# DIRECTIONS FOR THIS TASK
Transcribe the records that follow, preserving every word.

* START MATERIAL *

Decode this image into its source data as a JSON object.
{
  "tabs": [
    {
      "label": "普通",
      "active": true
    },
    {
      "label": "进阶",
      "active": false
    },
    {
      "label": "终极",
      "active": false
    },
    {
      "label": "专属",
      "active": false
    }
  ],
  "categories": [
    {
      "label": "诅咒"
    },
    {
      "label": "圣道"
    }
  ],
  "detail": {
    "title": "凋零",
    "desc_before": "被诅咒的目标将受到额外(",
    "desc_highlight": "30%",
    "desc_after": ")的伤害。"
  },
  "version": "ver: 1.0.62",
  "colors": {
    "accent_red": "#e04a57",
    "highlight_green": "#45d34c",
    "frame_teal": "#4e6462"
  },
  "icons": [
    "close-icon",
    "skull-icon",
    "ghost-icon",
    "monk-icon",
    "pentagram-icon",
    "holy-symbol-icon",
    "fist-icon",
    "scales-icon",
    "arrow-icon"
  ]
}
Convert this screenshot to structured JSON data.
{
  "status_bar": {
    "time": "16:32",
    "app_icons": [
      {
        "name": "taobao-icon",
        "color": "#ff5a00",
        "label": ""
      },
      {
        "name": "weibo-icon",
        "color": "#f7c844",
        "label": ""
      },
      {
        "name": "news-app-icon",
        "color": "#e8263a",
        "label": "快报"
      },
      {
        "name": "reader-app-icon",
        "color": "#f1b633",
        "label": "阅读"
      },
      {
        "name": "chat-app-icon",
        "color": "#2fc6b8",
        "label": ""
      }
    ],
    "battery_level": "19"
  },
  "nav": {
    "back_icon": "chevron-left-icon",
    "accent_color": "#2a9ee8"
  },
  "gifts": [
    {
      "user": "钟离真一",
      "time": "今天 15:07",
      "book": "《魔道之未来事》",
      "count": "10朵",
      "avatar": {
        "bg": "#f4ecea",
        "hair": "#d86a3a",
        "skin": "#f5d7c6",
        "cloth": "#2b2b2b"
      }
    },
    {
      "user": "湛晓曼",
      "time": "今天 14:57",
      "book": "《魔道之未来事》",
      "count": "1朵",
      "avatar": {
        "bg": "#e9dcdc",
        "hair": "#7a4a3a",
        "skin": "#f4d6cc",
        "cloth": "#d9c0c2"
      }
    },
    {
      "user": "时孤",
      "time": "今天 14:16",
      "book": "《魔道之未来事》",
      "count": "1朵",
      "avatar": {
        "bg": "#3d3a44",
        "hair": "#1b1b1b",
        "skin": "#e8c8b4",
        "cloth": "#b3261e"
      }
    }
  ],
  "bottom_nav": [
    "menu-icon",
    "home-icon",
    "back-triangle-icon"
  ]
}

* END MATERIAL *

# RESULT
Decode this image into its source data as a JSON object.
{
  "tabs": [
    {
      "label": "普通",
      "active": true
    },
    {
      "label": "进阶",
      "active": false
    },
    {
      "label": "终极",
      "active": false
    },
    {
      "label": "专属",
      "active": false
    }
  ],
  "categories": [
    {
      "label": "诅咒"
    },
    {
      "label": "圣道"
    }
  ],
  "detail": {
    "title": "凋零",
    "desc_before": "被诅咒的目标将受到额外(",
    "desc_highlight": "30%",
    "desc_after": ")的伤害。"
  },
  "version": "ver: 1.0.62",
  "colors": {
    "accent_red": "#e04a57",
    "highlight_green": "#45d34c",
    "frame_teal": "#4e6462"
  },
  "icons": [
    "close-icon",
    "skull-icon",
    "ghost-icon",
    "monk-icon",
    "pentagram-icon",
    "holy-symbol-icon",
    "fist-icon",
    "scales-icon",
    "arrow-icon"
  ]
}
Convert this screenshot to structured JSON data.
{
  "status_bar": {
    "time": "16:32",
    "app_icons": [
      {
        "name": "taobao-icon",
        "color": "#ff5a00",
        "label": ""
      },
      {
        "name": "weibo-icon",
        "color": "#f7c844",
        "label": ""
      },
      {
        "name": "news-app-icon",
        "color": "#e8263a",
        "label": "快报"
      },
      {
        "name": "reader-app-icon",
        "color": "#f1b633",
        "label": "阅读"
      },
      {
        "name": "chat-app-icon",
        "color": "#2fc6b8",
        "label": ""
      }
    ],
    "battery_level": "19"
  },
  "nav": {
    "back_icon": "chevron-left-icon",
    "accent_color": "#2a9ee8"
  },
  "gifts": [
    {
      "user": "钟离真一",
      "time": "今天 15:07",
      "book": "《魔道之未来事》",
      "count": "10朵",
      "avatar": {
        "bg": "#f4ecea",
        "hair": "#d86a3a",
        "skin": "#f5d7c6",
        "cloth": "#2b2b2b"
      }
    },
    {
      "user": "湛晓曼",
      "time": "今天 14:57",
      "book": "《魔道之未来事》",
      "count": "1朵",
      "avatar": {
        "bg": "#e9dcdc",
        "hair": "#7a4a3a",
        "skin": "#f4d6cc",
        "cloth": "#d9c0c2"
      }
    },
    {
      "user": "时孤",
      "time": "今天 14:16",
      "book": "《魔道之未来事》",
      "count": "1朵",
      "avatar": {
        "bg": "#3d3a44",
        "hair": "#1b1b1b",
        "skin": "#e8c8b4",
        "cloth": "#b3261e"
      }
    }
  ],
  "bottom_nav": [
    "menu-icon",
    "home-icon",
    "back-triangle-icon"
  ]
}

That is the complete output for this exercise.